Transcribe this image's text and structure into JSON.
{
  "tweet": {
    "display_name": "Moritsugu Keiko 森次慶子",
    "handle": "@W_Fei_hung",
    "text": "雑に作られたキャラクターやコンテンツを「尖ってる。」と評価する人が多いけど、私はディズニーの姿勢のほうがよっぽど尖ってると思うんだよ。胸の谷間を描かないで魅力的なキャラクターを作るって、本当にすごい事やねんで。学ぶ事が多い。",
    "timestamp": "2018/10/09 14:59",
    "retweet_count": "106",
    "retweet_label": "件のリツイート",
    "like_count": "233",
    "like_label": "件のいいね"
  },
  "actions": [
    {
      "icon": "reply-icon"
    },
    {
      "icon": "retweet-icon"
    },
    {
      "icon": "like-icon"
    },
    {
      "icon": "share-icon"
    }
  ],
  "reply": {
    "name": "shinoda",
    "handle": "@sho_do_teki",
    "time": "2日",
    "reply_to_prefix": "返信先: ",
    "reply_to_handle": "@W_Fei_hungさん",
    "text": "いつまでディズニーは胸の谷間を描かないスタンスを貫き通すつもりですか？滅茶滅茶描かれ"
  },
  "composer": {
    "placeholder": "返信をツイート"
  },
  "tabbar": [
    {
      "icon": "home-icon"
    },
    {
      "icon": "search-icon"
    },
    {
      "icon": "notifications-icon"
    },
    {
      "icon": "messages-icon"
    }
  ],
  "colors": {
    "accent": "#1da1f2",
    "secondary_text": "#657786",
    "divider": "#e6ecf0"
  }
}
※
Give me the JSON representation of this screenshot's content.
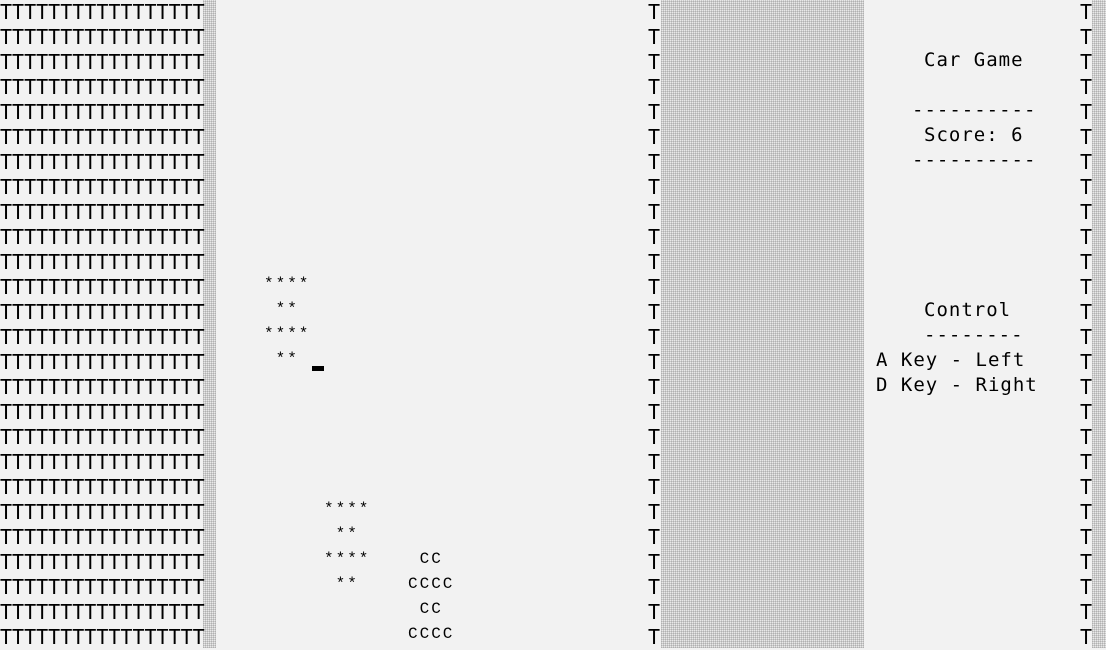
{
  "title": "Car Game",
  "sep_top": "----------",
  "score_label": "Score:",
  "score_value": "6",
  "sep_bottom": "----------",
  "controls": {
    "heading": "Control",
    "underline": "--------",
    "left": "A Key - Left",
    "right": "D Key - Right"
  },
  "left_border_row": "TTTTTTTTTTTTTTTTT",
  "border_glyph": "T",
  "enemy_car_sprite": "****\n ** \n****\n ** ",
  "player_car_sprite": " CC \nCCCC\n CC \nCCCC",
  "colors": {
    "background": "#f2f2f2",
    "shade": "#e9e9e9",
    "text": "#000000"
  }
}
※
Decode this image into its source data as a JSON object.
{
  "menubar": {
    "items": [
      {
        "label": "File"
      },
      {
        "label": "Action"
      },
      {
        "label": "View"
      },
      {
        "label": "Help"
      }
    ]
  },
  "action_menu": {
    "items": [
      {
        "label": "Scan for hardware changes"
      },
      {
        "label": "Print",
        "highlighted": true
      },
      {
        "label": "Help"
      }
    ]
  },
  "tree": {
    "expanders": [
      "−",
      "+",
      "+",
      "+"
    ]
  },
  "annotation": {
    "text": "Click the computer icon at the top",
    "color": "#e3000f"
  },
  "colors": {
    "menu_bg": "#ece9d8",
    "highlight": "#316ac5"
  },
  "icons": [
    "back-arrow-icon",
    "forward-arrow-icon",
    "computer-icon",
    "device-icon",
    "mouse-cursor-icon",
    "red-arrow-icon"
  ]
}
※
Task to carry out:
Check the data for the word "arrow" and pull out the lines that have it.

Reply to the task:
    "back-arrow-icon",
    "forward-arrow-icon",
    "red-arrow-icon"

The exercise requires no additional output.